• ENTRIES SHOWN:
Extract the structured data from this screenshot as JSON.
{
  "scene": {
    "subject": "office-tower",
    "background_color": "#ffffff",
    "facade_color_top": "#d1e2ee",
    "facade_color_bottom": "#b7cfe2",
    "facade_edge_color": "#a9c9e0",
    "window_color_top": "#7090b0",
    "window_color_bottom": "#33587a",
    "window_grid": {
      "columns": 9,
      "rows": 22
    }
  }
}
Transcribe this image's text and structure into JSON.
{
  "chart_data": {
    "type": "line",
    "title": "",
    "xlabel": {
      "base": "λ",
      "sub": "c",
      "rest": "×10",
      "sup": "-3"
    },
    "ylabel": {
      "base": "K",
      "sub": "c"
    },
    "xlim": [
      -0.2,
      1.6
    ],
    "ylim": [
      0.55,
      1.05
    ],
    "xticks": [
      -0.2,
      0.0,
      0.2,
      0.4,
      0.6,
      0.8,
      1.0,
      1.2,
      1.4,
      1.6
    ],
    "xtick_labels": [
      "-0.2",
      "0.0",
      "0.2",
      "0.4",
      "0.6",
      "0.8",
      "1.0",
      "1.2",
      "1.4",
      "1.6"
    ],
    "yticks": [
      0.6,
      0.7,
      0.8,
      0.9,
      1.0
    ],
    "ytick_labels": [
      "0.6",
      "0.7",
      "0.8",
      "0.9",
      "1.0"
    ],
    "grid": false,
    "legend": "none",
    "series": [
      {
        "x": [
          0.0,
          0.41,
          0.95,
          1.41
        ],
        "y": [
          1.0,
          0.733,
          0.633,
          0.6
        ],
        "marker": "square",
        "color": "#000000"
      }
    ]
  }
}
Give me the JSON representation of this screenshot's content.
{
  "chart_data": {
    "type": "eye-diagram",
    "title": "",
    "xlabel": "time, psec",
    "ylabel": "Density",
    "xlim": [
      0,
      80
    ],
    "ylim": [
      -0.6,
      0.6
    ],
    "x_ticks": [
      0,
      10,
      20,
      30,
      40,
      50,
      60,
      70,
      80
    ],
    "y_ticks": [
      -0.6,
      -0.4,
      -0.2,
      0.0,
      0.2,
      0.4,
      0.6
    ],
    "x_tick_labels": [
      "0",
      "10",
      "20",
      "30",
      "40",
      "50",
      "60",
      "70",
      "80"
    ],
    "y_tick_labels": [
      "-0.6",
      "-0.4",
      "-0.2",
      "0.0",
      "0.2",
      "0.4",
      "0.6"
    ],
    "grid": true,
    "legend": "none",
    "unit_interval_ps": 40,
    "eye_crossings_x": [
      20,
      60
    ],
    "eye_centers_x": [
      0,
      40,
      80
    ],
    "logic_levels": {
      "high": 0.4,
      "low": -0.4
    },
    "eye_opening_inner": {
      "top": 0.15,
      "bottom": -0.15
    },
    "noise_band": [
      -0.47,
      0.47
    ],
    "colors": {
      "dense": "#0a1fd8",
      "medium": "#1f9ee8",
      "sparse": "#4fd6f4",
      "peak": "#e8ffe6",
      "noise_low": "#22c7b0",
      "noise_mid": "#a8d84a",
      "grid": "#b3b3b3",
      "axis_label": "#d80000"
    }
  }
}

• GOAL: Copy every line of the records word for word.

• SOLUTION TO THE PROBLEM:
Extract the structured data from this screenshot as JSON.
{
  "scene": {
    "subject": "office-tower",
    "background_color": "#ffffff",
    "facade_color_top": "#d1e2ee",
    "facade_color_bottom": "#b7cfe2",
    "facade_edge_color": "#a9c9e0",
    "window_color_top": "#7090b0",
    "window_color_bottom": "#33587a",
    "window_grid": {
      "columns": 9,
      "rows": 22
    }
  }
}
Transcribe this image's text and structure into JSON.
{
  "chart_data": {
    "type": "line",
    "title": "",
    "xlabel": {
      "base": "λ",
      "sub": "c",
      "rest": "×10",
      "sup": "-3"
    },
    "ylabel": {
      "base": "K",
      "sub": "c"
    },
    "xlim": [
      -0.2,
      1.6
    ],
    "ylim": [
      0.55,
      1.05
    ],
    "xticks": [
      -0.2,
      0.0,
      0.2,
      0.4,
      0.6,
      0.8,
      1.0,
      1.2,
      1.4,
      1.6
    ],
    "xtick_labels": [
      "-0.2",
      "0.0",
      "0.2",
      "0.4",
      "0.6",
      "0.8",
      "1.0",
      "1.2",
      "1.4",
      "1.6"
    ],
    "yticks": [
      0.6,
      0.7,
      0.8,
      0.9,
      1.0
    ],
    "ytick_labels": [
      "0.6",
      "0.7",
      "0.8",
      "0.9",
      "1.0"
    ],
    "grid": false,
    "legend": "none",
    "series": [
      {
        "x": [
          0.0,
          0.41,
          0.95,
          1.41
        ],
        "y": [
          1.0,
          0.733,
          0.633,
          0.6
        ],
        "marker": "square",
        "color": "#000000"
      }
    ]
  }
}
Give me the JSON representation of this screenshot's content.
{
  "chart_data": {
    "type": "eye-diagram",
    "title": "",
    "xlabel": "time, psec",
    "ylabel": "Density",
    "xlim": [
      0,
      80
    ],
    "ylim": [
      -0.6,
      0.6
    ],
    "x_ticks": [
      0,
      10,
      20,
      30,
      40,
      50,
      60,
      70,
      80
    ],
    "y_ticks": [
      -0.6,
      -0.4,
      -0.2,
      0.0,
      0.2,
      0.4,
      0.6
    ],
    "x_tick_labels": [
      "0",
      "10",
      "20",
      "30",
      "40",
      "50",
      "60",
      "70",
      "80"
    ],
    "y_tick_labels": [
      "-0.6",
      "-0.4",
      "-0.2",
      "0.0",
      "0.2",
      "0.4",
      "0.6"
    ],
    "grid": true,
    "legend": "none",
    "unit_interval_ps": 40,
    "eye_crossings_x": [
      20,
      60
    ],
    "eye_centers_x": [
      0,
      40,
      80
    ],
    "logic_levels": {
      "high": 0.4,
      "low": -0.4
    },
    "eye_opening_inner": {
      "top": 0.15,
      "bottom": -0.15
    },
    "noise_band": [
      -0.47,
      0.47
    ],
    "colors": {
      "dense": "#0a1fd8",
      "medium": "#1f9ee8",
      "sparse": "#4fd6f4",
      "peak": "#e8ffe6",
      "noise_low": "#22c7b0",
      "noise_mid": "#a8d84a",
      "grid": "#b3b3b3",
      "axis_label": "#d80000"
    }
  }
}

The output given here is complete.